* Problem description *
Of all the lines in the material, how many contain the word "nsample"? State the number alone.

* Provided records *
* Begin *

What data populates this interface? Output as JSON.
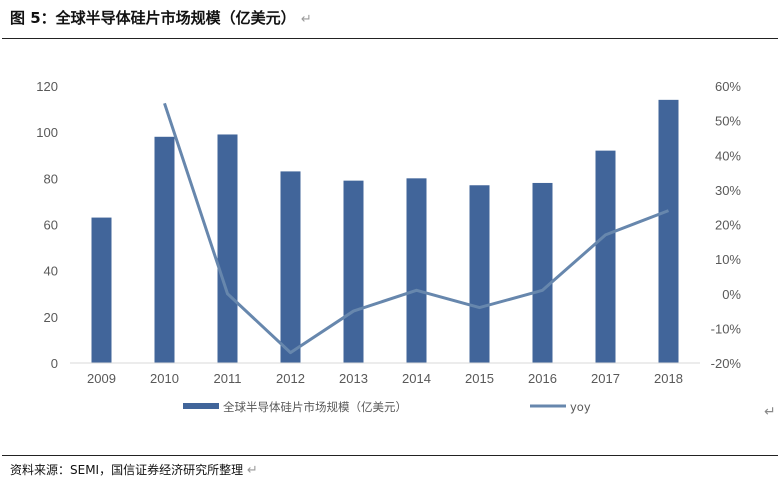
{
  "header": {
    "title": "图 5：全球半导体硅片市场规模（亿美元）",
    "return_mark": "↵"
  },
  "source_note": "资料来源：SEMI，国信证券经济研究所整理",
  "source_return_mark": "↵",
  "side_mark": "↵",
  "colors": {
    "bar": "#41659a",
    "line": "#6787ad",
    "text": "#595959"
  },
  "chart_data": {
    "type": "bar",
    "categories": [
      "2009",
      "2010",
      "2011",
      "2012",
      "2013",
      "2014",
      "2015",
      "2016",
      "2017",
      "2018"
    ],
    "series": [
      {
        "name": "全球半导体硅片市场规模（亿美元）",
        "type": "bar",
        "axis": "left",
        "values": [
          63,
          98,
          99,
          83,
          79,
          80,
          77,
          78,
          92,
          114
        ]
      },
      {
        "name": "yoy",
        "type": "line",
        "axis": "right",
        "values": [
          null,
          0.55,
          0.0,
          -0.17,
          -0.05,
          0.01,
          -0.04,
          0.01,
          0.17,
          0.24
        ]
      }
    ],
    "y_left": {
      "min": 0,
      "max": 120,
      "ticks": [
        "0",
        "20",
        "40",
        "60",
        "80",
        "100",
        "120"
      ]
    },
    "y_right": {
      "min": -0.2,
      "max": 0.6,
      "ticks": [
        "-20%",
        "-10%",
        "0%",
        "10%",
        "20%",
        "30%",
        "40%",
        "50%",
        "60%"
      ]
    },
    "legend_position": "bottom",
    "grid": false
  }
}
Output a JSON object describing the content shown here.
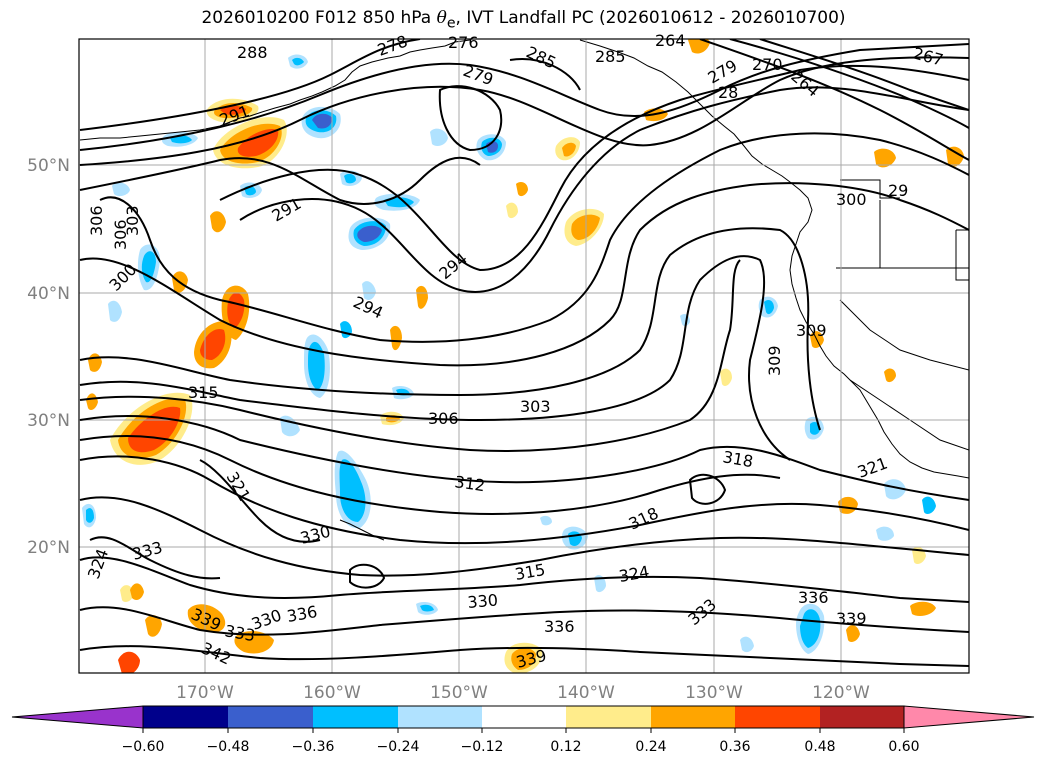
{
  "title": {
    "prefix": "2026010200 F012 850 hPa ",
    "theta": "θ",
    "theta_sub": "e",
    "suffix": ", IVT Landfall PC (2026010612 - 2026010700)"
  },
  "axes": {
    "lat_ticks": [
      "50°N",
      "40°N",
      "30°N",
      "20°N"
    ],
    "lon_ticks": [
      "170°W",
      "160°W",
      "150°W",
      "140°W",
      "130°W",
      "120°W"
    ],
    "grid": true
  },
  "contour_labels": [
    "288",
    "278",
    "276",
    "285",
    "285",
    "264",
    "279",
    "270",
    "264",
    "291",
    "279",
    "28",
    "267",
    "291",
    "300",
    "29",
    "306",
    "306",
    "303",
    "294",
    "300",
    "294",
    "309",
    "309",
    "315",
    "306",
    "303",
    "318",
    "312",
    "321",
    "321",
    "318",
    "330",
    "324",
    "333",
    "315",
    "324",
    "330",
    "336",
    "333",
    "336",
    "339",
    "336",
    "339",
    "342",
    "330",
    "333",
    "339"
  ],
  "colorbar": {
    "colors": [
      "#9933cc",
      "#00008b",
      "#3a5fcd",
      "#00bfff",
      "#b0e2ff",
      "#ffffff",
      "#ffec8b",
      "#ffa500",
      "#ff4500",
      "#b22222",
      "#ff88aa"
    ],
    "tick_labels": [
      "−0.60",
      "−0.48",
      "−0.36",
      "−0.24",
      "−0.12",
      "0.12",
      "0.24",
      "0.36",
      "0.48",
      "0.60"
    ]
  },
  "colors": {
    "land_outline": "#000000",
    "contour": "#000000",
    "grid": "#a9a9a9",
    "tick_label": "#808080"
  }
}
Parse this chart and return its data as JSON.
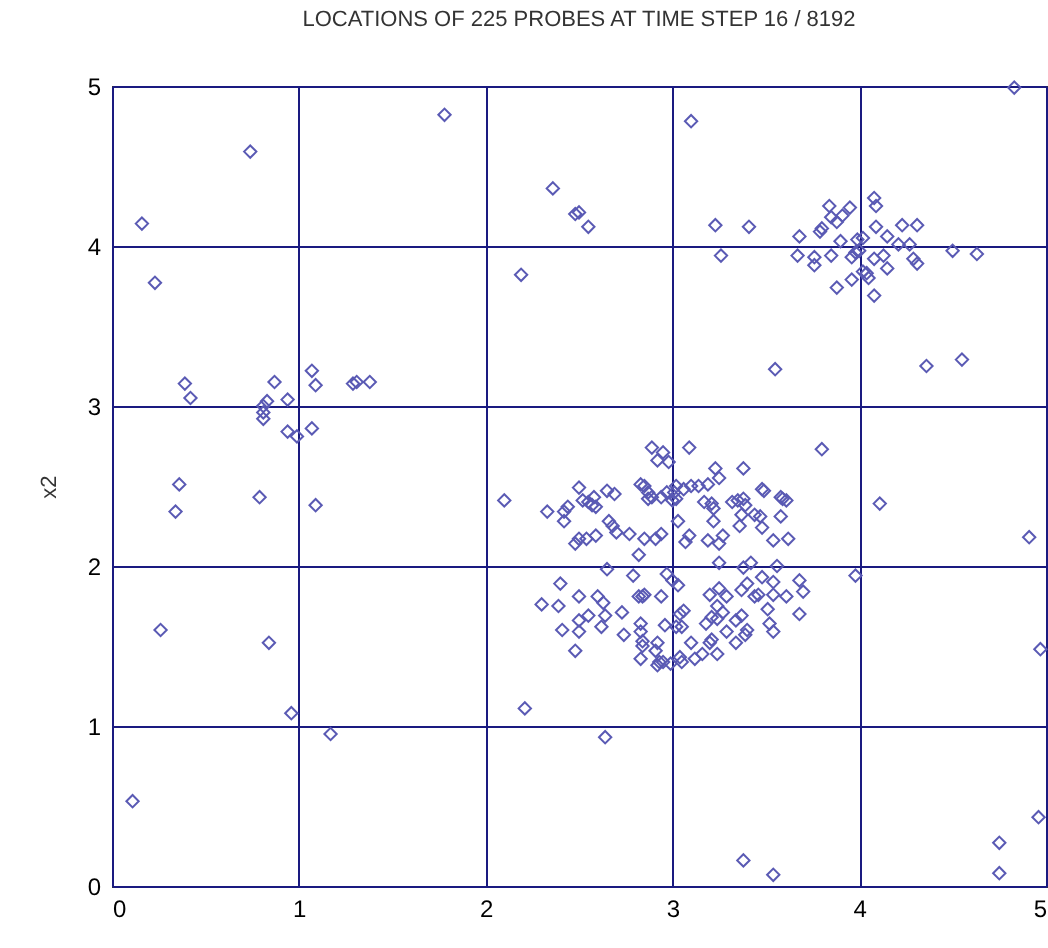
{
  "chart_data": {
    "type": "scatter",
    "title": "LOCATIONS OF 225 PROBES AT TIME STEP 16 / 8192",
    "ylabel": "x2",
    "xlim": [
      0,
      5
    ],
    "ylim": [
      0,
      5
    ],
    "xticks": [
      0,
      1,
      2,
      3,
      4,
      5
    ],
    "yticks": [
      0,
      1,
      2,
      3,
      4,
      5
    ],
    "grid": true,
    "marker": "diamond",
    "series": [
      {
        "color": "#5a5ab4",
        "x": [
          0.16,
          0.23,
          0.74,
          1.78,
          0.39,
          0.42,
          0.87,
          0.83,
          0.81,
          0.81,
          0.81,
          0.94,
          1.07,
          1.09,
          1.29,
          1.31,
          1.38,
          0.94,
          0.99,
          1.07,
          0.36,
          0.79,
          2.19,
          2.36,
          2.48,
          0.34,
          1.09,
          0.26,
          0.84,
          0.96,
          1.17,
          0.11,
          2.1,
          2.21,
          2.3,
          2.39,
          2.4,
          2.41,
          2.33,
          2.42,
          2.42,
          2.5,
          2.55,
          3.1,
          4.83,
          3.23,
          3.41,
          3.26,
          3.55,
          4.36,
          4.55,
          4.5,
          4.63,
          3.8,
          4.11,
          4.91,
          3.98,
          4.97,
          2.64,
          4.96,
          4.75,
          4.75,
          3.38,
          3.54,
          3.68,
          3.67,
          3.76,
          3.76,
          3.8,
          3.79,
          3.85,
          3.9,
          3.84,
          3.85,
          3.88,
          3.91,
          3.95,
          3.96,
          3.98,
          3.99,
          4.02,
          4.0,
          3.96,
          3.88,
          4.02,
          4.04,
          4.05,
          4.08,
          4.08,
          4.09,
          4.09,
          4.15,
          4.08,
          4.13,
          4.15,
          4.23,
          4.31,
          4.21,
          4.27,
          4.29,
          4.31,
          2.89,
          2.95,
          2.92,
          2.98,
          3.09,
          2.83,
          2.87,
          2.87,
          2.97,
          3.01,
          3.02,
          3.0,
          3.06,
          3.1,
          3.14,
          3.19,
          3.23,
          3.25,
          3.38,
          3.48,
          3.58,
          3.61,
          3.35,
          3.37,
          3.36,
          3.21,
          3.22,
          3.44,
          3.03,
          3.54,
          3.19,
          3.09,
          3.07,
          2.94,
          2.91,
          2.85,
          2.82,
          2.97,
          3.0,
          3.03,
          3.25,
          3.38,
          3.48,
          3.54,
          3.54,
          3.44,
          3.2,
          3.25,
          3.29,
          3.27,
          3.34,
          3.52,
          3.18,
          3.1,
          3.2,
          3.21,
          3.34,
          3.06,
          3.04,
          2.96,
          3.02,
          3.05,
          2.94,
          2.84,
          2.83,
          2.84,
          2.91,
          2.92,
          2.95,
          2.99,
          3.05,
          2.5,
          2.44,
          2.52,
          2.55,
          2.59,
          2.69,
          2.66,
          2.68,
          2.7,
          2.77,
          2.5,
          2.54,
          2.59,
          2.65,
          2.79,
          2.82,
          2.85,
          2.5,
          2.6,
          2.63,
          2.73,
          2.55,
          2.5,
          2.64,
          2.5,
          2.62,
          2.74,
          2.83,
          2.84,
          2.92,
          2.83,
          2.93,
          2.48,
          2.48,
          3.49,
          3.59,
          3.62,
          3.48,
          3.47,
          3.58,
          3.38,
          3.39,
          3.25,
          3.27,
          3.22,
          3.42,
          3.56,
          3.68,
          3.7,
          3.61,
          3.51,
          3.68,
          3.46,
          3.37,
          3.4,
          3.37,
          3.4,
          3.39,
          3.54,
          3.24,
          3.29,
          3.21,
          3.24,
          3.24,
          3.16,
          3.12,
          3.04,
          2.58,
          2.65,
          2.57,
          2.85,
          2.89,
          2.94,
          3.02,
          3.17,
          3.32
        ],
        "values": [
          4.14,
          3.77,
          4.59,
          4.82,
          3.14,
          3.05,
          3.15,
          3.03,
          3.0,
          2.96,
          2.92,
          3.04,
          3.22,
          3.13,
          3.14,
          3.15,
          3.15,
          2.84,
          2.81,
          2.86,
          2.51,
          2.43,
          3.82,
          4.36,
          4.2,
          2.34,
          2.38,
          1.6,
          1.52,
          1.08,
          0.95,
          0.53,
          2.41,
          1.11,
          1.76,
          1.75,
          1.89,
          1.6,
          2.34,
          2.34,
          2.28,
          4.21,
          4.12,
          4.78,
          4.99,
          4.13,
          4.12,
          3.94,
          3.23,
          3.25,
          3.29,
          3.97,
          3.95,
          2.73,
          2.39,
          2.18,
          1.94,
          1.48,
          0.93,
          0.43,
          0.27,
          0.08,
          0.16,
          0.07,
          4.06,
          3.94,
          3.93,
          3.88,
          4.11,
          4.09,
          3.94,
          4.03,
          4.25,
          4.18,
          4.15,
          4.19,
          4.24,
          3.93,
          3.96,
          4.04,
          4.05,
          3.97,
          3.79,
          3.74,
          3.84,
          3.83,
          3.8,
          3.69,
          4.3,
          4.25,
          4.12,
          4.06,
          3.92,
          3.94,
          3.86,
          4.13,
          4.13,
          4.01,
          4.01,
          3.92,
          3.89,
          2.74,
          2.71,
          2.66,
          2.65,
          2.74,
          2.51,
          2.46,
          2.42,
          2.46,
          2.46,
          2.42,
          2.41,
          2.48,
          2.5,
          2.5,
          2.51,
          2.61,
          2.55,
          2.61,
          2.48,
          2.43,
          2.41,
          2.41,
          2.32,
          2.25,
          2.39,
          2.36,
          2.32,
          2.28,
          2.16,
          2.16,
          2.19,
          2.15,
          2.2,
          2.17,
          2.17,
          2.07,
          1.95,
          1.91,
          1.88,
          2.02,
          1.99,
          1.93,
          1.9,
          1.82,
          1.81,
          1.82,
          1.86,
          1.81,
          1.71,
          1.66,
          1.64,
          1.64,
          1.52,
          1.52,
          1.54,
          1.52,
          1.72,
          1.7,
          1.63,
          1.62,
          1.62,
          1.81,
          1.81,
          1.59,
          1.5,
          1.47,
          1.38,
          1.4,
          1.39,
          1.4,
          2.49,
          2.37,
          2.41,
          2.4,
          2.37,
          2.45,
          2.28,
          2.25,
          2.21,
          2.2,
          2.17,
          2.17,
          2.19,
          1.98,
          1.94,
          1.81,
          1.82,
          1.81,
          1.81,
          1.77,
          1.71,
          1.69,
          1.66,
          1.69,
          1.59,
          1.62,
          1.57,
          1.64,
          1.53,
          1.52,
          1.42,
          1.4,
          2.14,
          1.47,
          2.47,
          2.42,
          2.17,
          2.24,
          2.31,
          2.31,
          2.42,
          2.38,
          2.14,
          2.19,
          2.28,
          2.02,
          2.0,
          1.91,
          1.84,
          1.81,
          1.73,
          1.7,
          1.82,
          1.85,
          1.89,
          1.69,
          1.6,
          1.57,
          1.59,
          1.75,
          1.59,
          1.68,
          1.67,
          1.45,
          1.45,
          1.42,
          1.43,
          2.43,
          2.47,
          2.38,
          2.5,
          2.43,
          2.43,
          2.5,
          2.4,
          2.4
        ]
      }
    ]
  }
}
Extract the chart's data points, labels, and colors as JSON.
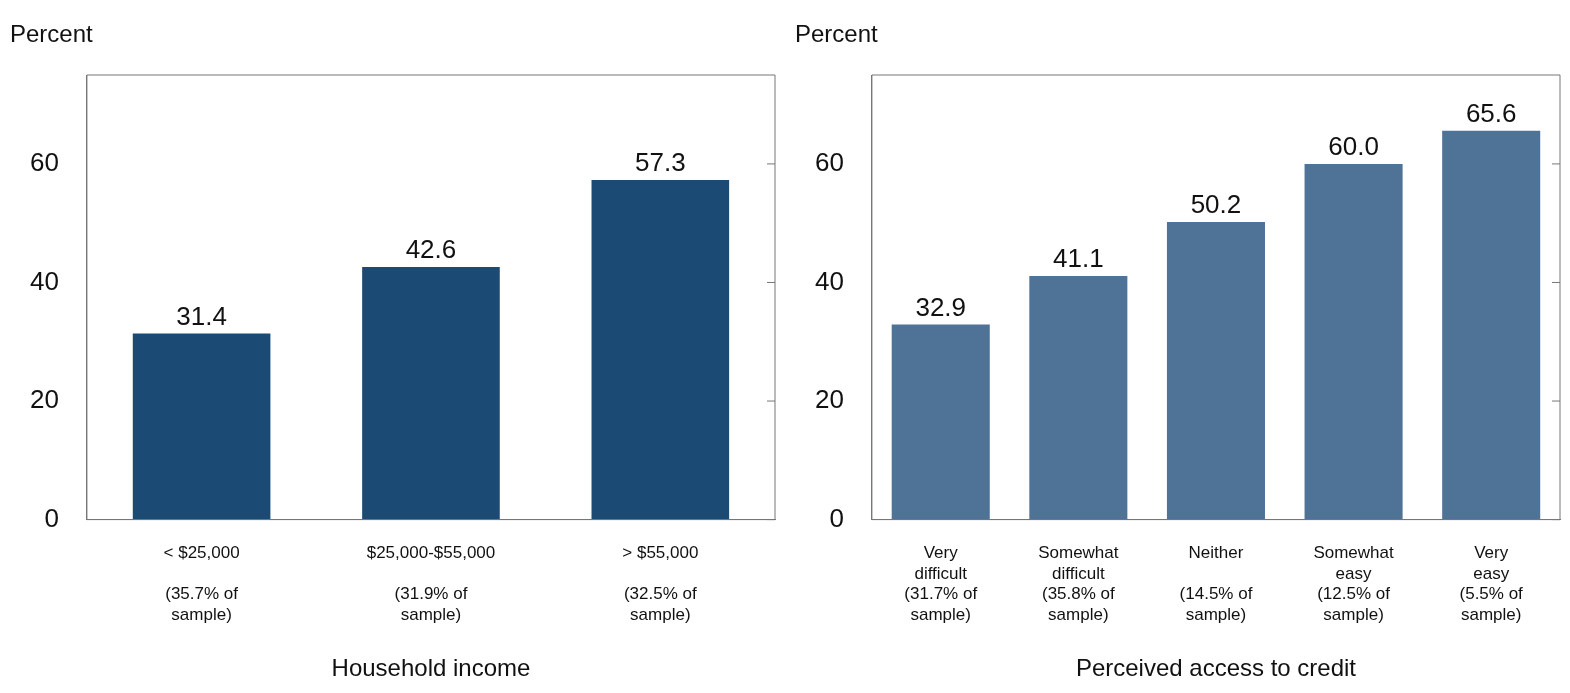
{
  "chart_data": [
    {
      "type": "bar",
      "ylabel": "Percent",
      "xlabel": "Household income",
      "categories": [
        "< $25,000\n \n(35.7% of\nsample)",
        "$25,000-$55,000\n \n(31.9% of\nsample)",
        "> $55,000\n \n(32.5% of\nsample)"
      ],
      "values": [
        31.4,
        42.6,
        57.3
      ],
      "value_labels": [
        "31.4",
        "42.6",
        "57.3"
      ],
      "color": "#1b4a74",
      "ylim": [
        0,
        75
      ],
      "yticks": [
        0,
        20,
        40,
        60
      ],
      "grid": false,
      "legend": false
    },
    {
      "type": "bar",
      "ylabel": "Percent",
      "xlabel": "Perceived access to credit",
      "categories": [
        "Very\ndifficult\n(31.7% of\nsample)",
        "Somewhat\ndifficult\n(35.8% of\nsample)",
        "Neither\n \n(14.5% of\nsample)",
        "Somewhat\neasy\n(12.5% of\nsample)",
        "Very\neasy\n(5.5% of\nsample)"
      ],
      "values": [
        32.9,
        41.1,
        50.2,
        60.0,
        65.6
      ],
      "value_labels": [
        "32.9",
        "41.1",
        "50.2",
        "60.0",
        "65.6"
      ],
      "color": "#4f7297",
      "ylim": [
        0,
        75
      ],
      "yticks": [
        0,
        20,
        40,
        60
      ],
      "grid": false,
      "legend": false
    }
  ]
}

* End *

* The result *
8